Equalizing CRT Phosphor Wear Patterns
Re-Use or Extend the Useful Life of CRT Projector Tubes
Note: this article is several years old but may still be of interest to some home theater enthusiasts.
CRT (cathode ray tube) projectors may be a dying technology, but they are not dead yet. Despite their size and weight compared with digital projectors, CRT projectors have some advantages that an enthusiastic subculture of home-theater aficionados cannot abandon, at least until something truly better comes along. CRTs can produce the deepest and most uniform black levels, and tube life far exceeds the lamp life of a digital. CRT projectors, despite their complexity, are highly repairable compared to a typical digital projector where even the replacement of the lamp may be cause to abandon the whole unit and buy another.
In a CRT projector three separate images produced on the faces of red, green, and blue tubes are converged and projected via separate lenses onto a screen to create a full color image. The light is actually produced by an electron beam striking a phosphor coating on the faces of the tubes. This is similar to the way an image was created on old picture-tube TVs except that the tubes are smaller and driven at a much higher intensity, and each tube produces a single R, G, or B color instead of all three as does a conventional TV picture tube.

§ **DIRECTION A**
Reproduce the records from the line with "557, 1222, 575]" to the line with "433, 305, 449]", including both of those lines.
The records have no connection to the article on CRT projectors.

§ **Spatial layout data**

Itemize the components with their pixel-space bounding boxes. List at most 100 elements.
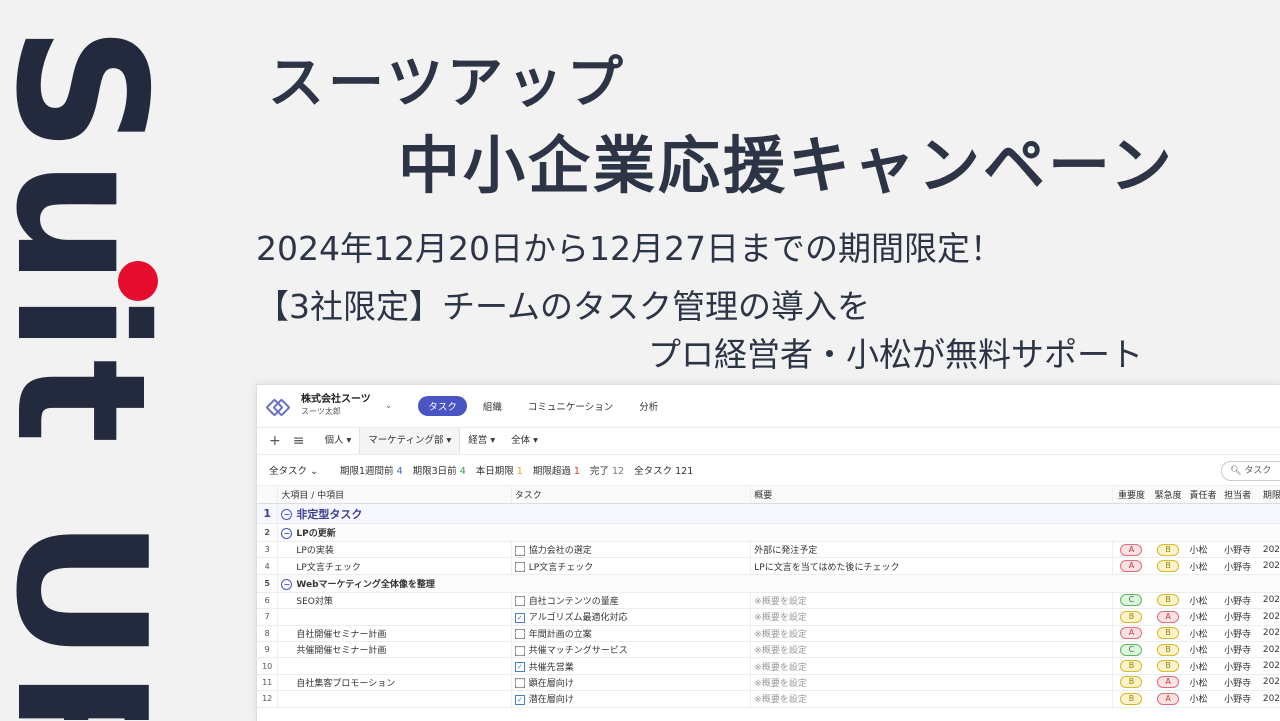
owner-cell[interactable]: 小松	[1186, 557, 1222, 575]
owner-cell[interactable]: 小松	[1186, 625, 1222, 642]
category-cell[interactable]: 自社開催セミナー計画	[277, 625, 512, 642]
checkbox-icon[interactable]	[514, 629, 525, 640]
menu-icon[interactable]: ≡	[293, 433, 305, 449]
group-cell[interactable]: − Webマーケティング全体像を整理	[277, 574, 1280, 593]
assignee-cell[interactable]: 小野寺	[1221, 690, 1260, 708]
table-row[interactable]: 8自社開催セミナー計画 年間計画の立案 ※概要を設定 A B 小松小野寺2023/03	[257, 625, 1280, 642]
table-row[interactable]: 4 LP文言チェック LP文言チェック LPに文言を当てはめた後にチェック A B 小松 小野…	[257, 557, 1280, 575]
summary-cell[interactable]: ※概要を設定	[750, 641, 1114, 659]
importance-cell[interactable]: B	[1112, 657, 1150, 675]
group-cell[interactable]: − LPの更新	[277, 523, 1280, 542]
task-cell[interactable]: 年間計画の立案	[511, 625, 752, 642]
owner-cell[interactable]: 小松	[1186, 690, 1222, 708]
tab-all[interactable]: 全体 ▾	[503, 428, 546, 454]
task-cell[interactable]: LP文言チェック	[511, 557, 752, 575]
summary-cell[interactable]: ※概要を設定	[750, 674, 1114, 692]
table-row[interactable]: 6SEO対策 自社コンテンツの量産 ※概要を設定 C B 小松小野寺2023/03	[257, 592, 1280, 610]
deadline-cell[interactable]: 2023/03	[1259, 625, 1280, 642]
urgency-cell[interactable]: B	[1149, 592, 1187, 610]
summary-cell[interactable]: ※概要を設定	[750, 690, 1114, 708]
owner-cell[interactable]: 小松	[1186, 641, 1222, 659]
table-row[interactable]: 12✓潜在層向け※概要を設定BA小松小野寺2023/03	[257, 690, 1280, 708]
urgency-cell[interactable]: A	[1149, 608, 1187, 626]
nav-communication[interactable]: コミュニケーション	[518, 396, 623, 416]
tab-management[interactable]: 経営 ▾	[460, 428, 503, 454]
checkbox-checked-icon[interactable]: ✓	[514, 662, 525, 673]
checkbox-icon[interactable]	[514, 596, 525, 607]
col-summary[interactable]: 概要	[750, 486, 1114, 504]
importance-cell[interactable]: B	[1112, 690, 1150, 708]
collapse-icon[interactable]: −	[281, 509, 293, 520]
checkbox-icon[interactable]	[514, 545, 525, 556]
nav-analytics[interactable]: 分析	[629, 396, 668, 416]
nav-organization[interactable]: 組織	[473, 396, 512, 416]
task-cell[interactable]: 顕在層向け	[511, 674, 752, 692]
category-cell[interactable]	[277, 608, 512, 626]
assignee-cell[interactable]: 小野寺	[1221, 641, 1260, 659]
importance-cell[interactable]: A	[1112, 557, 1150, 575]
checkbox-icon[interactable]	[514, 678, 525, 689]
filter-3days[interactable]: 期限3日前 4	[413, 463, 466, 477]
group-cell[interactable]: − 非定型タスク	[277, 503, 1280, 524]
checkbox-checked-icon[interactable]: ✓	[514, 694, 525, 705]
owner-cell[interactable]: 小松	[1186, 592, 1222, 610]
assignee-cell[interactable]: 小野寺	[1221, 625, 1260, 642]
assignee-cell[interactable]: 小野寺	[1221, 657, 1260, 675]
nav-tasks[interactable]: タスク	[418, 396, 467, 416]
summary-cell[interactable]: ※概要を設定	[750, 625, 1114, 642]
importance-cell[interactable]: B	[1112, 608, 1150, 626]
summary-cell[interactable]: ※概要を設定	[750, 592, 1114, 610]
checkbox-icon[interactable]	[514, 562, 525, 573]
chevron-down-icon[interactable]: ⌄	[385, 401, 393, 411]
deadline-cell[interactable]: 2023/03	[1259, 557, 1280, 575]
task-cell[interactable]: ✓ アルゴリズム最適化対応	[511, 608, 752, 626]
assignee-cell[interactable]: 小野寺	[1221, 557, 1260, 575]
task-cell[interactable]: ✓ 共催先営業	[511, 657, 752, 675]
owner-cell[interactable]: 小松	[1186, 657, 1222, 675]
deadline-cell[interactable]: 2023/03	[1259, 608, 1280, 626]
deadline-cell[interactable]: 2023/03	[1259, 641, 1280, 659]
importance-cell[interactable]: C	[1112, 641, 1150, 659]
collapse-icon[interactable]: −	[281, 578, 293, 590]
table-row[interactable]: 11自社集客プロモーション 顕在層向け ※概要を設定 B A 小松小野寺2023/03	[257, 674, 1280, 692]
filter-done[interactable]: 完了 12	[590, 463, 624, 477]
owner-cell[interactable]: 小松	[1186, 608, 1222, 626]
filter-total[interactable]: 全タスク 121	[634, 463, 693, 477]
category-cell[interactable]: SEO対策	[277, 592, 512, 610]
urgency-cell[interactable]: B	[1149, 557, 1187, 575]
task-cell[interactable]: ✓ 潜在層向け	[511, 690, 752, 708]
col-owner[interactable]: 責任者	[1186, 486, 1222, 504]
summary-cell[interactable]: ※概要を設定	[750, 657, 1114, 675]
table-row[interactable]: 1− 非定型タスク	[257, 503, 1280, 524]
company-switcher[interactable]: 株式会社スーツ スーツ太郎	[301, 394, 371, 418]
task-cell[interactable]: 協力会社の選定	[511, 541, 752, 559]
importance-cell[interactable]: A	[1112, 541, 1150, 559]
task-cell[interactable]: 自社コンテンツの量産	[511, 592, 752, 610]
tab-marketing[interactable]: マーケティング部 ▾	[359, 428, 461, 454]
urgency-cell[interactable]: A	[1149, 674, 1187, 692]
summary-cell[interactable]: LPに文言を当てはめた後にチェック	[750, 557, 1114, 575]
table-row[interactable]: 7✓アルゴリズム最適化対応※概要を設定BA小松小野寺2023/03	[257, 608, 1280, 626]
category-cell[interactable]: LP文言チェック	[277, 557, 512, 575]
urgency-cell[interactable]: B	[1149, 541, 1187, 559]
urgency-cell[interactable]: A	[1149, 690, 1187, 708]
col-urgency[interactable]: 緊急度	[1149, 486, 1187, 504]
col-deadline[interactable]: 期限	[1259, 486, 1280, 504]
owner-cell[interactable]: 小松	[1186, 674, 1222, 692]
category-cell[interactable]	[277, 657, 512, 675]
category-cell[interactable]: LPの実装	[277, 541, 512, 559]
checkbox-checked-icon[interactable]: ✓	[514, 612, 525, 623]
collapse-icon[interactable]: −	[281, 528, 293, 539]
col-assignee[interactable]: 担当者	[1221, 486, 1260, 504]
tab-personal[interactable]: 個人 ▾	[316, 428, 359, 454]
col-importance[interactable]: 重要度	[1112, 486, 1150, 504]
urgency-cell[interactable]: B	[1149, 657, 1187, 675]
category-cell[interactable]: 自社集客プロモーション	[277, 674, 512, 692]
deadline-cell[interactable]: 2023/03	[1259, 592, 1280, 610]
deadline-cell[interactable]: 2023/03	[1259, 541, 1280, 559]
table-row[interactable]: 3LPの実装 協力会社の選定 外部に発注予定 A B 小松小野寺2023/03	[257, 541, 1280, 559]
assignee-cell[interactable]: 小野寺	[1221, 592, 1260, 610]
summary-cell[interactable]: 外部に発注予定	[750, 541, 1114, 559]
deadline-cell[interactable]: 2023/03	[1259, 657, 1280, 675]
table-row[interactable]: 9共催開催セミナー計画 共催マッチングサービス ※概要を設定 C B 小松小野寺2023/…	[257, 641, 1280, 659]
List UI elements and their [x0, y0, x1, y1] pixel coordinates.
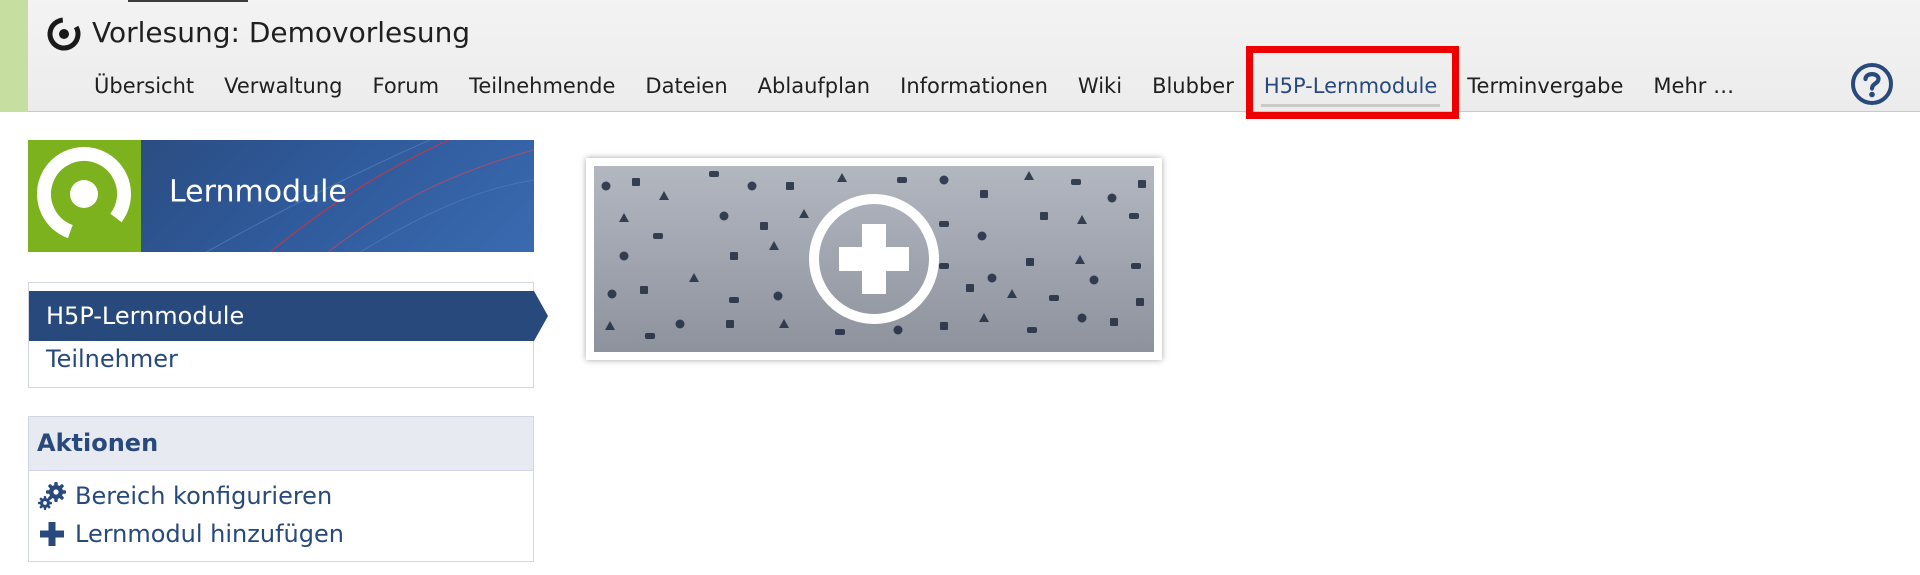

§ **DIRECTION B**
Write out the passage of the CRT projector article from "CRT (cathode ray" to "and buy another." word for word.

§ **FULL SOLUTION A**
owner-cell[interactable]: 小松	[1186, 557, 1222, 575]
owner-cell[interactable]: 小松	[1186, 625, 1222, 642]
category-cell[interactable]: 自社開催セミナー計画	[277, 625, 512, 642]
checkbox-icon[interactable]	[514, 629, 525, 640]
menu-icon[interactable]: ≡	[293, 433, 305, 449]

§ **FULL SOLUTION B**
CRT (cathode ray tube) projectors may be a dying technology, but they are not dead yet. Despite their size and weight compared with digital projectors, CRT projectors have some advantages that an enthusiastic subculture of home-theater aficionados cannot abandon, at least until something truly better comes along. CRTs can produce the deepest and most uniform black levels, and tube life far exceeds the lamp life of a digital. CRT projectors, despite their complexity, are highly repairable compared to a typical digital projector where even the replacement of the lamp may be cause to abandon the whole unit and buy another.